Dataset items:

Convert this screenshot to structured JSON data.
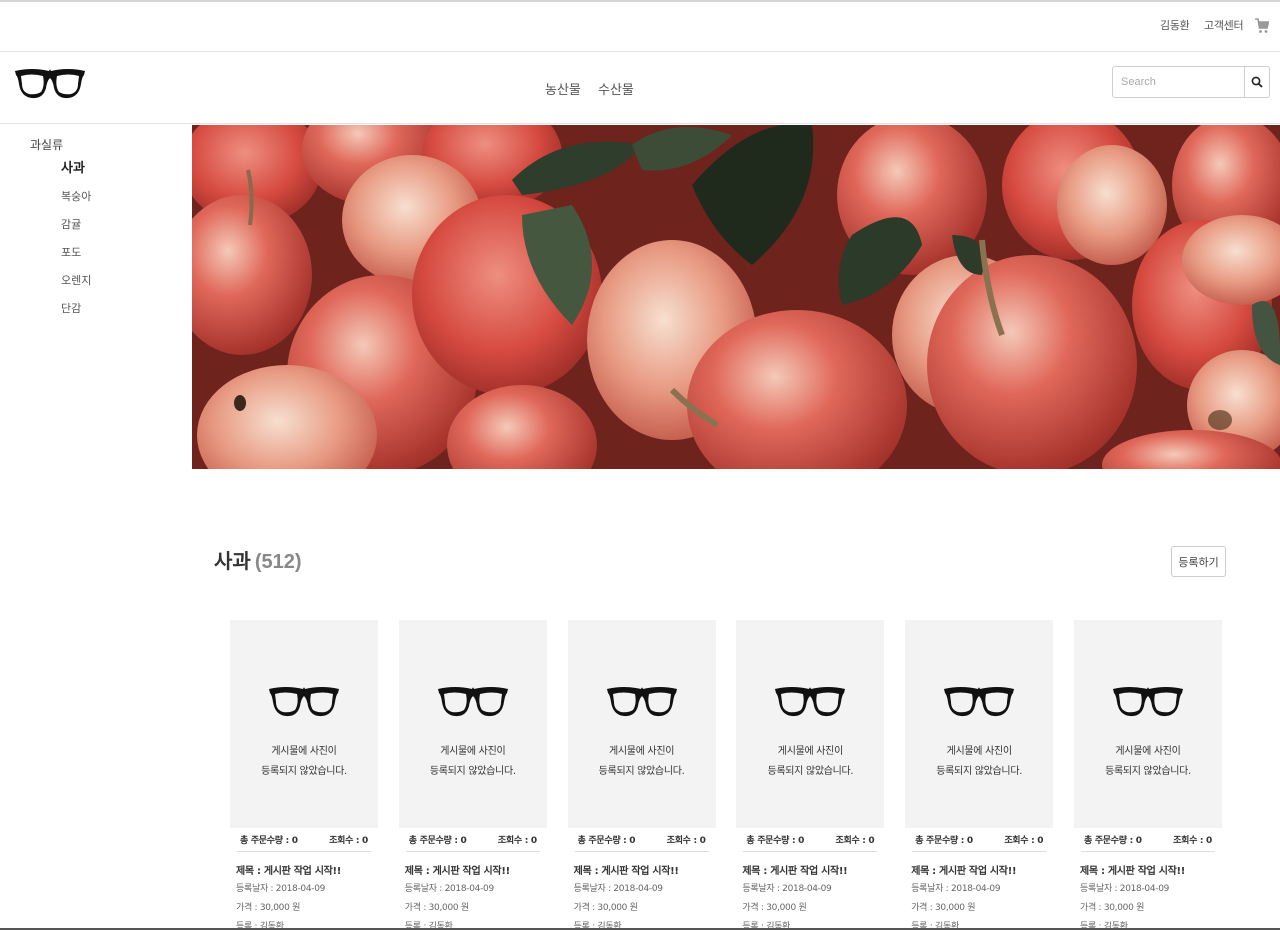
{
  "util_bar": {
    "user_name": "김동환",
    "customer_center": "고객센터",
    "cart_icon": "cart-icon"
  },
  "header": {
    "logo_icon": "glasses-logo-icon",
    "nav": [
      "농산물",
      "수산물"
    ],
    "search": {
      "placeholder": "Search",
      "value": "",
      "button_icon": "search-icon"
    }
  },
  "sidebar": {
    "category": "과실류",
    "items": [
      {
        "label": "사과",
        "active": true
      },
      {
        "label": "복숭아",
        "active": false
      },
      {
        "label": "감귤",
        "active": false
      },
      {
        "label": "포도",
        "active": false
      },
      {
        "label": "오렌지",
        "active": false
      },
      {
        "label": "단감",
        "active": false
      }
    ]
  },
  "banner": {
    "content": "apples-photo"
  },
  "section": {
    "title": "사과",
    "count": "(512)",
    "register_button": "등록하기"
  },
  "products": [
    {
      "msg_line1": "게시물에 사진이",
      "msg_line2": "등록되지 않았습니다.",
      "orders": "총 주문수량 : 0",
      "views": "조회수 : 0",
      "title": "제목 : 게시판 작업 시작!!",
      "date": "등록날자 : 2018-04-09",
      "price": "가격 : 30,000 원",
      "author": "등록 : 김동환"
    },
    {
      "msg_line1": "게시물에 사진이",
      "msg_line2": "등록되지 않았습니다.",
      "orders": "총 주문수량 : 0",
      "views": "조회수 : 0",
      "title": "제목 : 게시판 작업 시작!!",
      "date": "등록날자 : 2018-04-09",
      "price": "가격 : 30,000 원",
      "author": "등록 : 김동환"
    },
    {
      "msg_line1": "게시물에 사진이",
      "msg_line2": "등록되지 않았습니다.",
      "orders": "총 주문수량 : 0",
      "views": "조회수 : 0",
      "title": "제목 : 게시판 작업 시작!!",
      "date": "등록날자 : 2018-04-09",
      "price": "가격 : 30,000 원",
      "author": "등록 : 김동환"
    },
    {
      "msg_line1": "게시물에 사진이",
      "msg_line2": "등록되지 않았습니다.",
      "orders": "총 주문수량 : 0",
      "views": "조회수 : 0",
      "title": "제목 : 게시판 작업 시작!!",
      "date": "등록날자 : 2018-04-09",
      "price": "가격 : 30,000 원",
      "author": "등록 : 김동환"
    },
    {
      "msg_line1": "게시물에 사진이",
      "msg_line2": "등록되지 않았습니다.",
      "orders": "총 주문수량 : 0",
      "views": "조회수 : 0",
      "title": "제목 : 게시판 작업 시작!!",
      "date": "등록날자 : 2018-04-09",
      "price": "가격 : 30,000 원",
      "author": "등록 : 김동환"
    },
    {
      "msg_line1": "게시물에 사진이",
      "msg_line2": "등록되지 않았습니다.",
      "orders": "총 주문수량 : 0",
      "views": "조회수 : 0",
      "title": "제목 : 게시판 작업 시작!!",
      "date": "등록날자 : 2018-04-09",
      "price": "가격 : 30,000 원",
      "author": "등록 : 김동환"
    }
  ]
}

Exercise description. Transcribe each entry above exactly, apart from the pictures.

Solution.
Convert this screenshot to structured JSON data.
{
  "util_bar": {
    "user_name": "김동환",
    "customer_center": "고객센터",
    "cart_icon": "cart-icon"
  },
  "header": {
    "logo_icon": "glasses-logo-icon",
    "nav": [
      "농산물",
      "수산물"
    ],
    "search": {
      "placeholder": "Search",
      "value": "",
      "button_icon": "search-icon"
    }
  },
  "sidebar": {
    "category": "과실류",
    "items": [
      {
        "label": "사과",
        "active": true
      },
      {
        "label": "복숭아",
        "active": false
      },
      {
        "label": "감귤",
        "active": false
      },
      {
        "label": "포도",
        "active": false
      },
      {
        "label": "오렌지",
        "active": false
      },
      {
        "label": "단감",
        "active": false
      }
    ]
  },
  "banner": {
    "content": "apples-photo"
  },
  "section": {
    "title": "사과",
    "count": "(512)",
    "register_button": "등록하기"
  },
  "products": [
    {
      "msg_line1": "게시물에 사진이",
      "msg_line2": "등록되지 않았습니다.",
      "orders": "총 주문수량 : 0",
      "views": "조회수 : 0",
      "title": "제목 : 게시판 작업 시작!!",
      "date": "등록날자 : 2018-04-09",
      "price": "가격 : 30,000 원",
      "author": "등록 : 김동환"
    },
    {
      "msg_line1": "게시물에 사진이",
      "msg_line2": "등록되지 않았습니다.",
      "orders": "총 주문수량 : 0",
      "views": "조회수 : 0",
      "title": "제목 : 게시판 작업 시작!!",
      "date": "등록날자 : 2018-04-09",
      "price": "가격 : 30,000 원",
      "author": "등록 : 김동환"
    },
    {
      "msg_line1": "게시물에 사진이",
      "msg_line2": "등록되지 않았습니다.",
      "orders": "총 주문수량 : 0",
      "views": "조회수 : 0",
      "title": "제목 : 게시판 작업 시작!!",
      "date": "등록날자 : 2018-04-09",
      "price": "가격 : 30,000 원",
      "author": "등록 : 김동환"
    },
    {
      "msg_line1": "게시물에 사진이",
      "msg_line2": "등록되지 않았습니다.",
      "orders": "총 주문수량 : 0",
      "views": "조회수 : 0",
      "title": "제목 : 게시판 작업 시작!!",
      "date": "등록날자 : 2018-04-09",
      "price": "가격 : 30,000 원",
      "author": "등록 : 김동환"
    },
    {
      "msg_line1": "게시물에 사진이",
      "msg_line2": "등록되지 않았습니다.",
      "orders": "총 주문수량 : 0",
      "views": "조회수 : 0",
      "title": "제목 : 게시판 작업 시작!!",
      "date": "등록날자 : 2018-04-09",
      "price": "가격 : 30,000 원",
      "author": "등록 : 김동환"
    },
    {
      "msg_line1": "게시물에 사진이",
      "msg_line2": "등록되지 않았습니다.",
      "orders": "총 주문수량 : 0",
      "views": "조회수 : 0",
      "title": "제목 : 게시판 작업 시작!!",
      "date": "등록날자 : 2018-04-09",
      "price": "가격 : 30,000 원",
      "author": "등록 : 김동환"
    }
  ]
}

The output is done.